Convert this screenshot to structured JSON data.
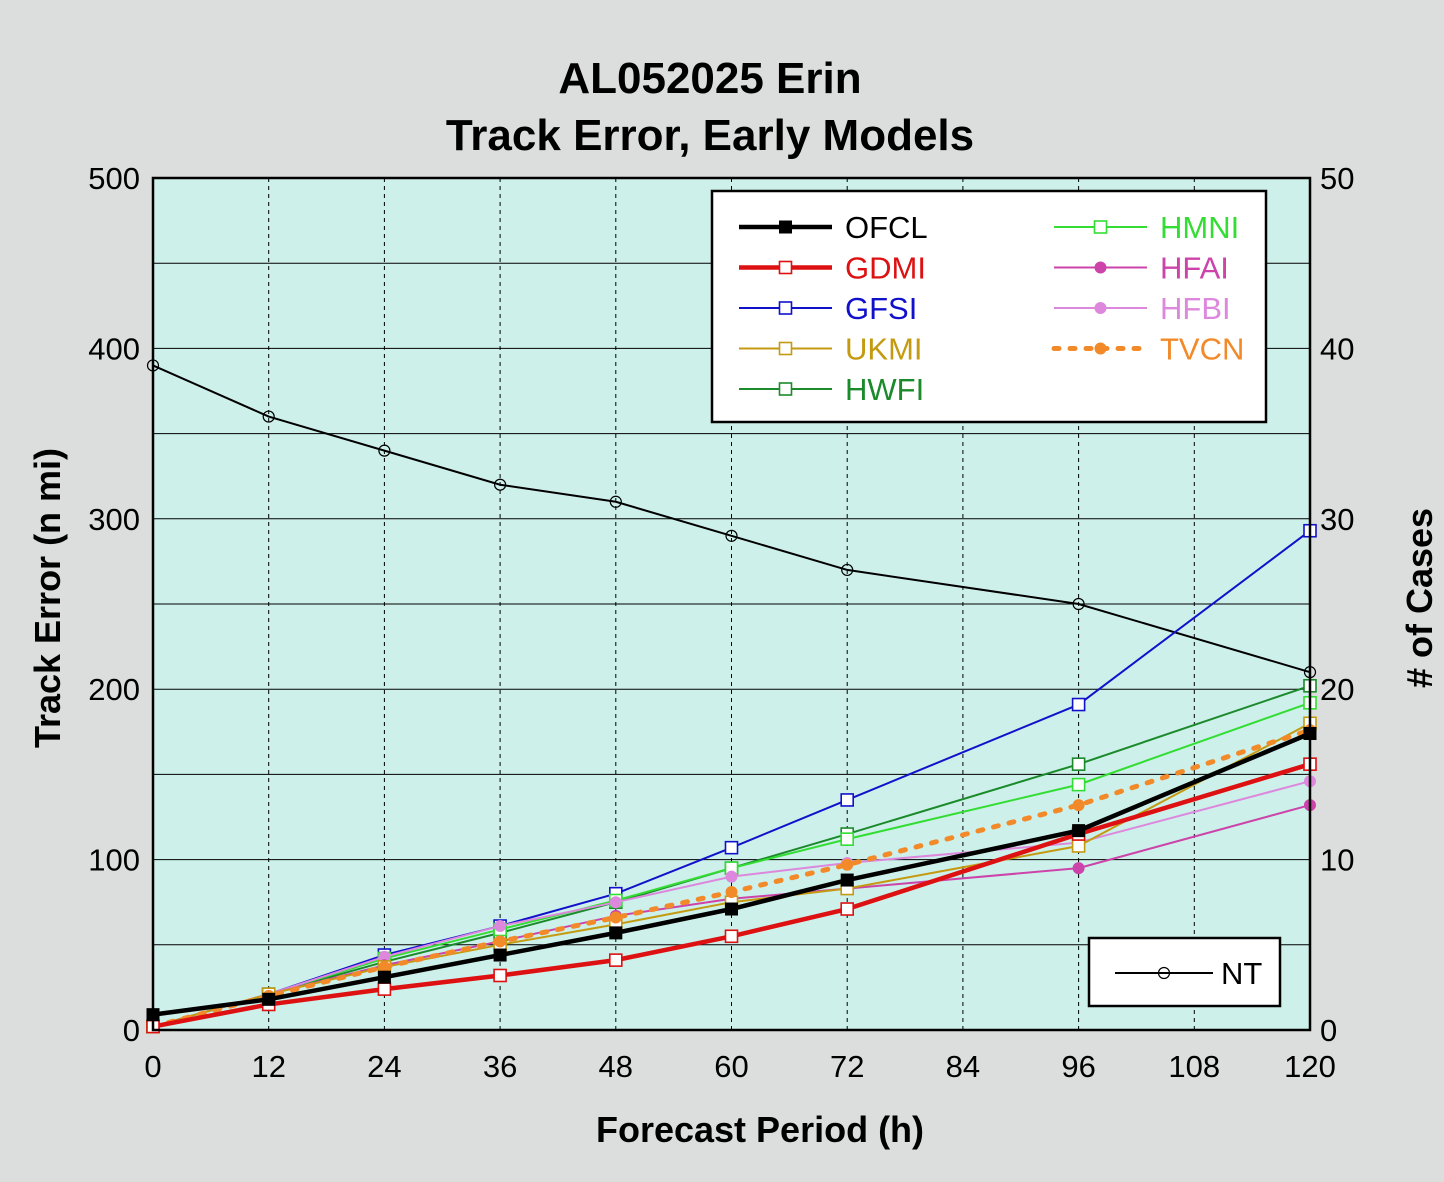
{
  "chart_data": {
    "type": "line",
    "title_line1": "AL052025 Erin",
    "title_line2": "Track Error, Early Models",
    "xlabel": "Forecast Period (h)",
    "ylabel": "Track Error (n mi)",
    "y2label": "# of Cases",
    "xlim": [
      0,
      120
    ],
    "ylim": [
      0,
      500
    ],
    "y2lim": [
      0,
      50
    ],
    "xticks": [
      "0",
      "12",
      "24",
      "36",
      "48",
      "60",
      "72",
      "84",
      "96",
      "108",
      "120"
    ],
    "yticks": [
      "0",
      "100",
      "200",
      "300",
      "400",
      "500"
    ],
    "y2ticks": [
      "0",
      "10",
      "20",
      "30",
      "40",
      "50"
    ],
    "grid": true,
    "legend_position": "top-right",
    "x": [
      0,
      12,
      24,
      36,
      48,
      60,
      72,
      96,
      120
    ],
    "series": [
      {
        "name": "OFCL",
        "color": "#000000",
        "marker": "filled-square",
        "style": "solid-thick",
        "values": [
          9,
          18,
          31,
          44,
          57,
          71,
          88,
          117,
          174
        ]
      },
      {
        "name": "GDMI",
        "color": "#dd1111",
        "marker": "open-square",
        "style": "solid-thick",
        "values": [
          2,
          15,
          24,
          32,
          41,
          55,
          71,
          115,
          156
        ]
      },
      {
        "name": "GFSI",
        "color": "#1111cc",
        "marker": "open-square",
        "style": "solid",
        "values": [
          2,
          21,
          44,
          61,
          80,
          107,
          135,
          191,
          293
        ]
      },
      {
        "name": "UKMI",
        "color": "#c49a10",
        "marker": "open-square",
        "style": "solid",
        "values": [
          2,
          21,
          37,
          50,
          62,
          75,
          83,
          108,
          180
        ]
      },
      {
        "name": "HWFI",
        "color": "#1a8a2a",
        "marker": "open-square",
        "style": "solid",
        "values": [
          2,
          21,
          40,
          57,
          75,
          95,
          115,
          156,
          202
        ]
      },
      {
        "name": "HMNI",
        "color": "#33dd33",
        "marker": "open-square",
        "style": "solid",
        "values": [
          2,
          21,
          42,
          59,
          76,
          95,
          112,
          144,
          192
        ]
      },
      {
        "name": "HFAI",
        "color": "#cc44aa",
        "marker": "filled-circle",
        "style": "solid",
        "values": [
          2,
          21,
          38,
          52,
          67,
          77,
          83,
          95,
          132
        ]
      },
      {
        "name": "HFBI",
        "color": "#dd88dd",
        "marker": "filled-circle",
        "style": "solid",
        "values": [
          2,
          21,
          43,
          61,
          75,
          90,
          98,
          110,
          146
        ]
      },
      {
        "name": "TVCN",
        "color": "#f28a2a",
        "marker": "filled-circle",
        "style": "dotted",
        "values": [
          2,
          20,
          37,
          52,
          66,
          81,
          97,
          132,
          176
        ]
      }
    ],
    "cases": {
      "name": "NT",
      "color": "#000000",
      "marker": "open-circle",
      "axis": "right",
      "values": [
        39,
        36,
        34,
        32,
        31,
        29,
        27,
        25,
        21
      ]
    },
    "legend": {
      "col1": [
        "OFCL",
        "GDMI",
        "GFSI",
        "UKMI",
        "HWFI"
      ],
      "col2": [
        "HMNI",
        "HFAI",
        "HFBI",
        "TVCN"
      ]
    },
    "colors": {
      "plot_background": "#cdf0ea",
      "page_background": "#dcdedd"
    }
  }
}
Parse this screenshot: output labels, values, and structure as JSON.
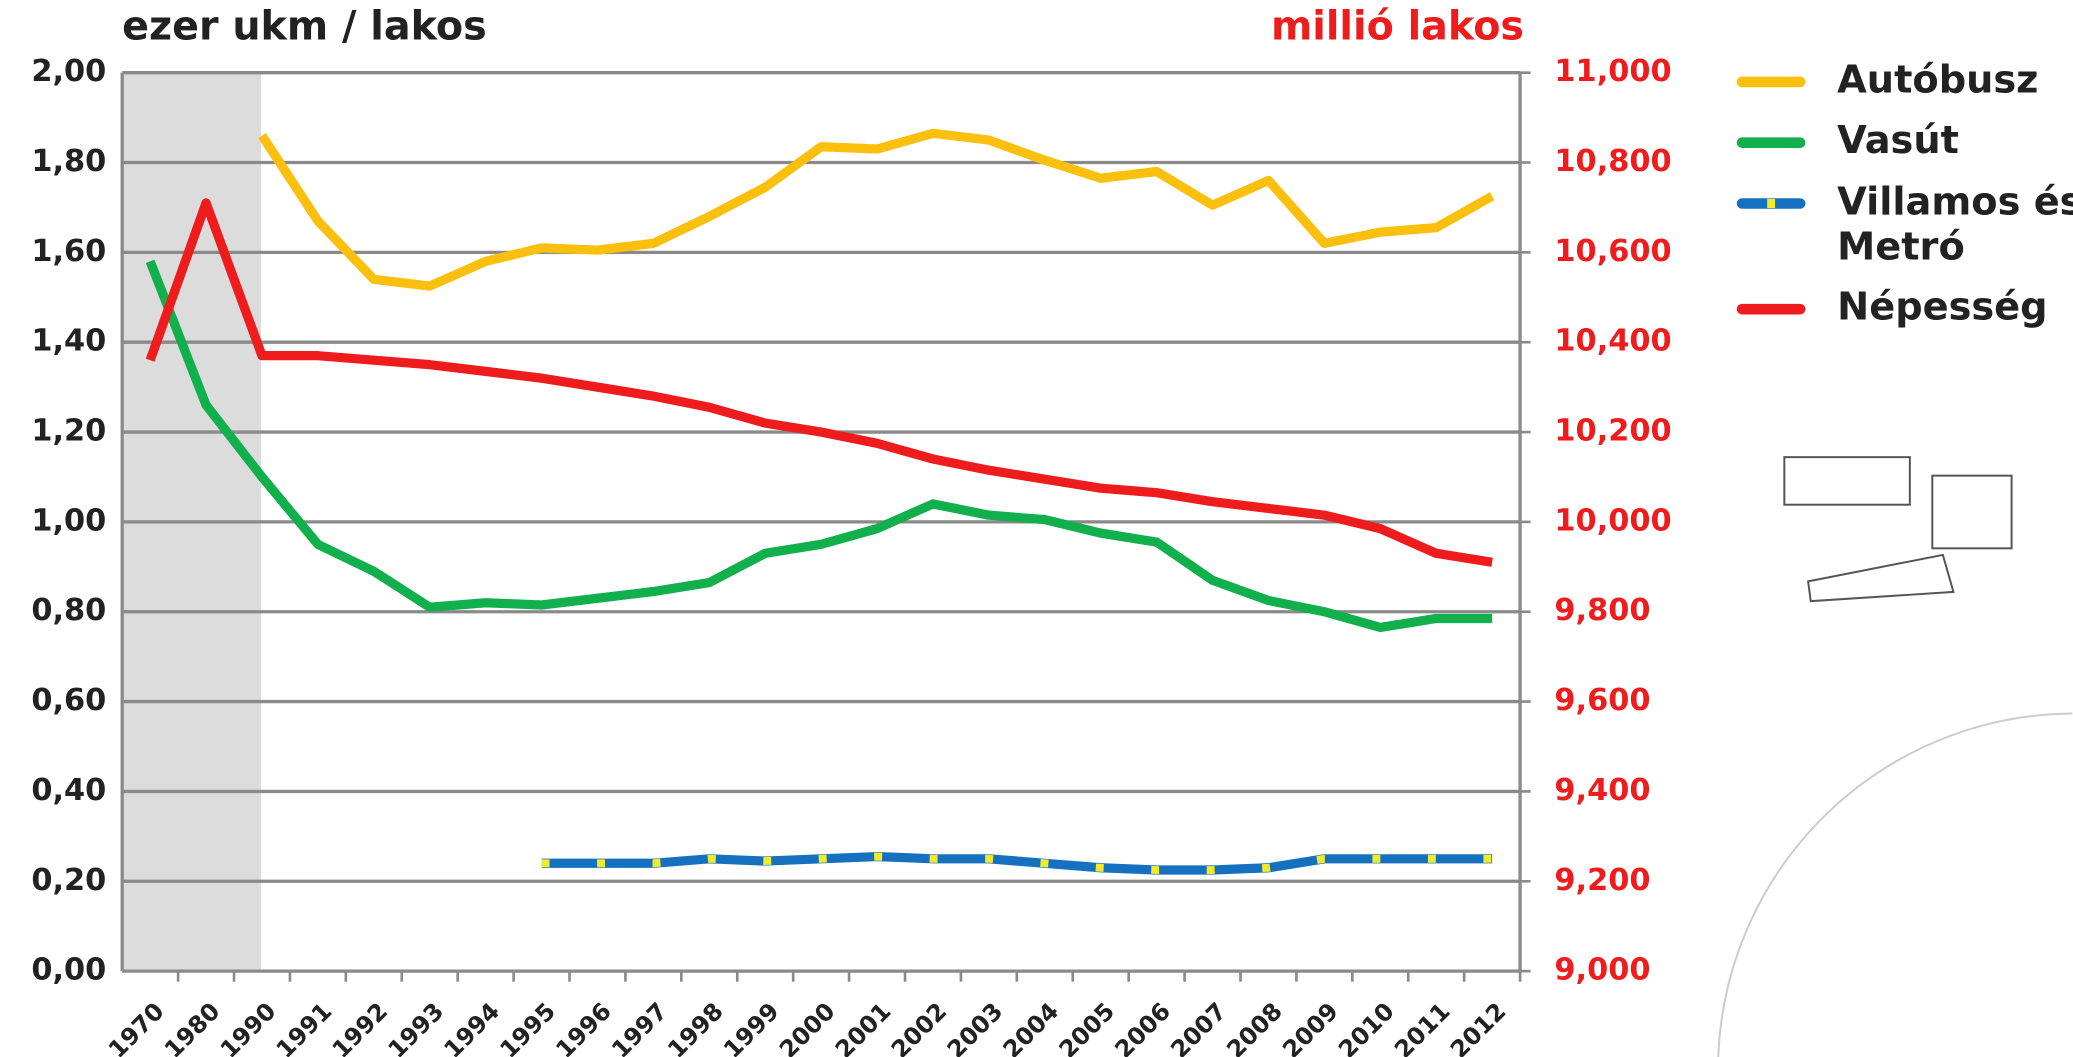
{
  "chart_data": {
    "type": "line",
    "y_label": "ezer ukm / lakos",
    "y2_label": "millió lakos",
    "categories": [
      "1970",
      "1980",
      "1990",
      "1991",
      "1992",
      "1993",
      "1994",
      "1995",
      "1996",
      "1997",
      "1998",
      "1999",
      "2000",
      "2001",
      "2002",
      "2003",
      "2004",
      "2005",
      "2006",
      "2007",
      "2008",
      "2009",
      "2010",
      "2011",
      "2012"
    ],
    "series": [
      {
        "name": "Autóbusz",
        "color": "#fbbf0e",
        "values": [
          null,
          null,
          1.86,
          1.67,
          1.54,
          1.525,
          1.58,
          1.61,
          1.605,
          1.62,
          1.68,
          1.745,
          1.835,
          1.83,
          1.865,
          1.85,
          1.805,
          1.765,
          1.78,
          1.705,
          1.76,
          1.62,
          1.645,
          1.655,
          1.725
        ]
      },
      {
        "name": "Vasút",
        "color": "#12b04c",
        "values": [
          1.58,
          1.26,
          1.1,
          0.95,
          0.89,
          0.81,
          0.82,
          0.815,
          0.83,
          0.845,
          0.865,
          0.93,
          0.95,
          0.985,
          1.04,
          1.015,
          1.005,
          0.975,
          0.955,
          0.87,
          0.825,
          0.8,
          0.765,
          0.785,
          0.785
        ]
      },
      {
        "name": "Villamos és Metró",
        "color": "#1570c0",
        "dash_color": "#f2ea2a",
        "values": [
          null,
          null,
          null,
          null,
          null,
          null,
          null,
          0.24,
          0.24,
          0.24,
          0.25,
          0.245,
          0.25,
          0.255,
          0.25,
          0.25,
          0.24,
          0.23,
          0.225,
          0.225,
          0.23,
          0.25,
          0.25,
          0.25,
          0.25
        ]
      },
      {
        "name": "Népesség",
        "color": "#ee1c1c",
        "axis": "y2",
        "values": [
          10.36,
          10.71,
          10.37,
          10.37,
          10.36,
          10.35,
          10.335,
          10.32,
          10.3,
          10.28,
          10.255,
          10.22,
          10.2,
          10.175,
          10.14,
          10.115,
          10.095,
          10.075,
          10.065,
          10.045,
          10.03,
          10.015,
          9.985,
          9.93,
          9.91
        ]
      }
    ],
    "ylim": [
      0,
      2
    ],
    "yticks": [
      {
        "value": 0,
        "label": "0,00"
      },
      {
        "value": 0.2,
        "label": "0,20"
      },
      {
        "value": 0.4,
        "label": "0,40"
      },
      {
        "value": 0.6,
        "label": "0,60"
      },
      {
        "value": 0.8,
        "label": "0,80"
      },
      {
        "value": 1.0,
        "label": "1,00"
      },
      {
        "value": 1.2,
        "label": "1,20"
      },
      {
        "value": 1.4,
        "label": "1,40"
      },
      {
        "value": 1.6,
        "label": "1,60"
      },
      {
        "value": 1.8,
        "label": "1,80"
      },
      {
        "value": 2.0,
        "label": "2,00"
      }
    ],
    "y2lim": [
      9,
      11
    ],
    "y2ticks": [
      {
        "value": 9,
        "label": "9,000"
      },
      {
        "value": 9.2,
        "label": "9,200"
      },
      {
        "value": 9.4,
        "label": "9,400"
      },
      {
        "value": 9.6,
        "label": "9,600"
      },
      {
        "value": 9.8,
        "label": "9,800"
      },
      {
        "value": 10,
        "label": "10,000"
      },
      {
        "value": 10.2,
        "label": "10,200"
      },
      {
        "value": 10.4,
        "label": "10,400"
      },
      {
        "value": 10.6,
        "label": "10,600"
      },
      {
        "value": 10.8,
        "label": "10,800"
      },
      {
        "value": 11,
        "label": "11,000"
      }
    ],
    "y2_color": "#ee1c1c",
    "grid": true,
    "legend": "right"
  }
}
★ ★ ★ ★ ★ ★ ★
**Given exercise:** Say how many lines above contain the string "JSON". Answer with the number only.

**Written answer:** 2